◆ Goal of the exercise: How many lines in this material include the string "name"? Answer with the number and nothing further.

◆ Information supplied:

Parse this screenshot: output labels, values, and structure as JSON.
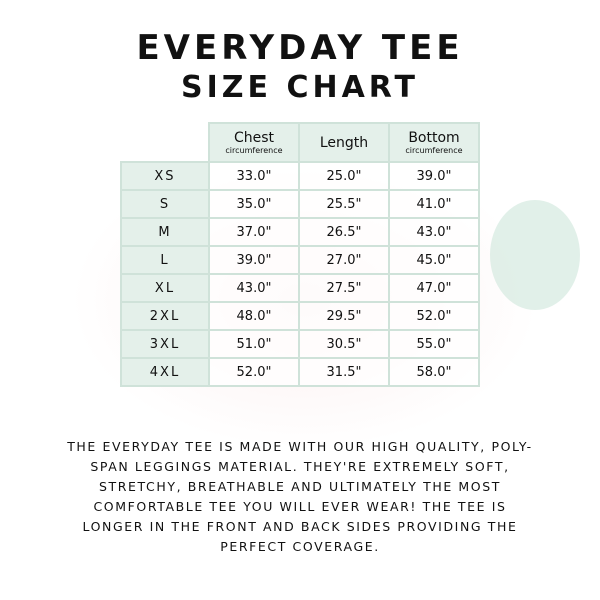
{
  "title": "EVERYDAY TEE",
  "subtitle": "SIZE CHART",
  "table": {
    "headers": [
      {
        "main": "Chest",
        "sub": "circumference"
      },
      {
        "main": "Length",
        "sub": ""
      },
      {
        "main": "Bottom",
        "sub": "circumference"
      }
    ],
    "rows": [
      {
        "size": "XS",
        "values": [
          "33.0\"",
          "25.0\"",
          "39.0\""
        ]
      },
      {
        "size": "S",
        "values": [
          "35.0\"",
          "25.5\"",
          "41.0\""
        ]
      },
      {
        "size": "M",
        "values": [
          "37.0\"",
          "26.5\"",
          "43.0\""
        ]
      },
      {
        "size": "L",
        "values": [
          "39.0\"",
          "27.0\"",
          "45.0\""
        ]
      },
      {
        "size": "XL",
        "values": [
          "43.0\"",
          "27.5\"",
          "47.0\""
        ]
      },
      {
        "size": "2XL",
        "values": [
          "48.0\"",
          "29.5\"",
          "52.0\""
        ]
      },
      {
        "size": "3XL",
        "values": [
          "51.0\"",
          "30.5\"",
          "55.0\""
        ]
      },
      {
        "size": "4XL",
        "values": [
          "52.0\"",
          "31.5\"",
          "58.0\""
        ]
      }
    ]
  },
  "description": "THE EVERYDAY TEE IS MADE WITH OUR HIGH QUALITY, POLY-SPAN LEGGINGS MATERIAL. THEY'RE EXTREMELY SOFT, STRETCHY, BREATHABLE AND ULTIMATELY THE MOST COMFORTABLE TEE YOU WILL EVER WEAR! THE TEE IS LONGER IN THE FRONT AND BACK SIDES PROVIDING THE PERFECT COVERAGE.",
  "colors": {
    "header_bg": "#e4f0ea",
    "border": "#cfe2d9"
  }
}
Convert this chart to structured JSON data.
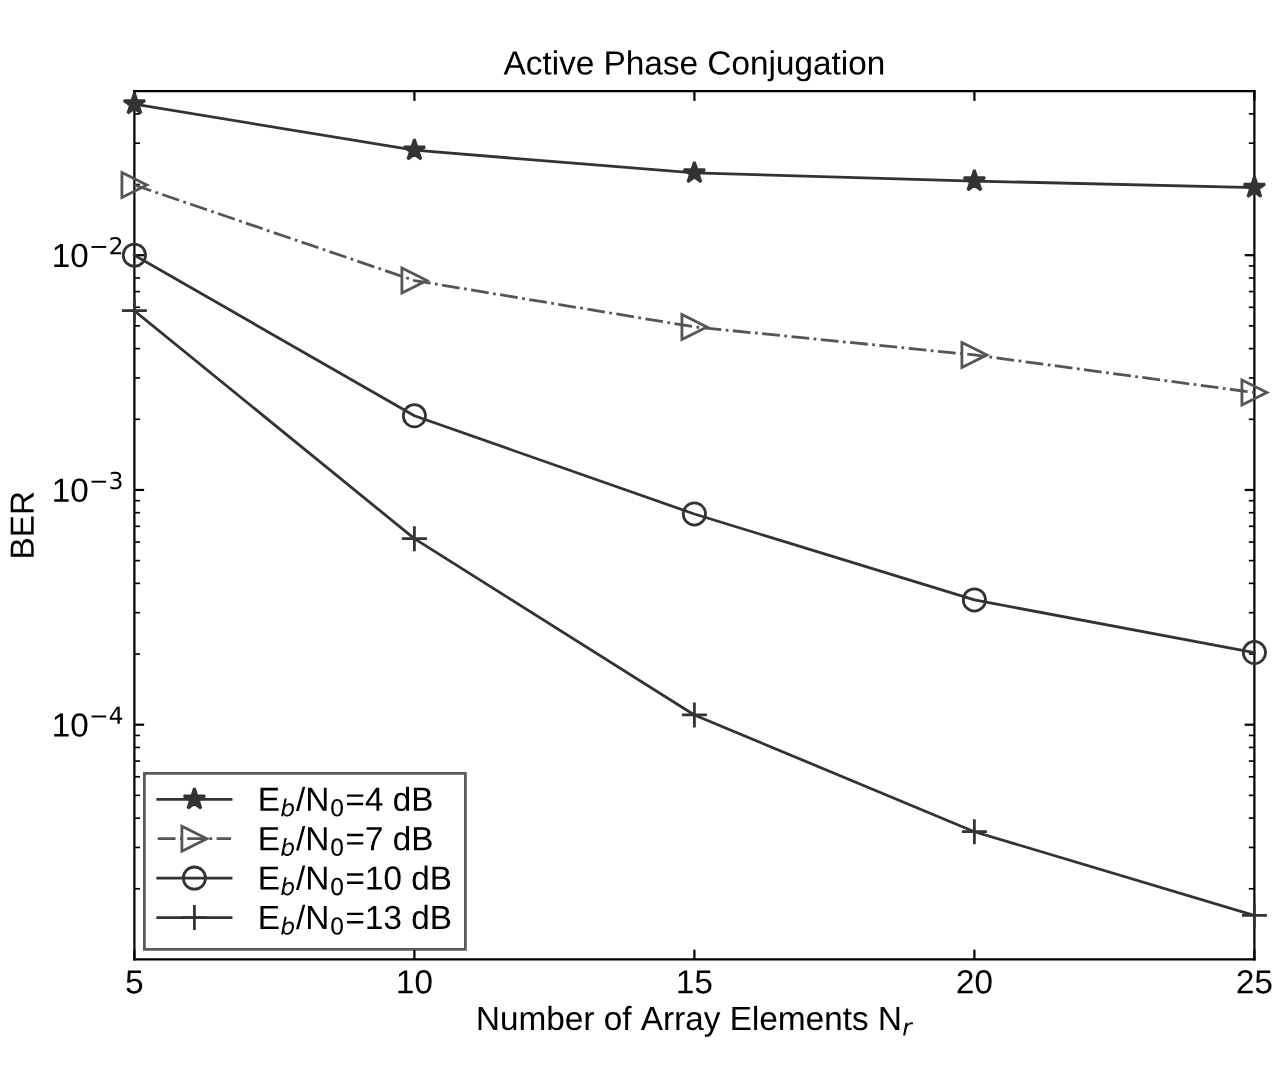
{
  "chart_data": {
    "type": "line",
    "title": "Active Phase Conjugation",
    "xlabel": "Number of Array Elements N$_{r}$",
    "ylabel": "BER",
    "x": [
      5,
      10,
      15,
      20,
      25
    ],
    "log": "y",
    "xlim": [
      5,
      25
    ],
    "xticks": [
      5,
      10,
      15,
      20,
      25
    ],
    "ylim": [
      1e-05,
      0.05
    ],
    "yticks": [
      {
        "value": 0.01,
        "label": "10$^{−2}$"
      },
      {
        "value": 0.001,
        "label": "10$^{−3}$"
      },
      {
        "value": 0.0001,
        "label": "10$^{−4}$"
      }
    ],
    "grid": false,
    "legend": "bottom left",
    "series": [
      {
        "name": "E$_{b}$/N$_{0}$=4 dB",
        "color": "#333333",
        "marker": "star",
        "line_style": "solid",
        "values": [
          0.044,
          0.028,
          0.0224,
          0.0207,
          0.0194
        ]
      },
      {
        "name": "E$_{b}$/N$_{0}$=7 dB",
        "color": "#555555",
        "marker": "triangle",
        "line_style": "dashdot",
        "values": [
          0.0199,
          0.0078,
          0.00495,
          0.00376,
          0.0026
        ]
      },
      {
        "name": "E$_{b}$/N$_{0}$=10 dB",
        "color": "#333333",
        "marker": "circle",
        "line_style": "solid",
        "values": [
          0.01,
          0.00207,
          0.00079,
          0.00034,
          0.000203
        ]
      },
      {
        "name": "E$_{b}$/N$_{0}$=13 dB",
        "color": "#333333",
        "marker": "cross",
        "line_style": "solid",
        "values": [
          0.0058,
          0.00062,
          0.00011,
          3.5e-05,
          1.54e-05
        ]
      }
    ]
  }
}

◆ Response to this exercise: 4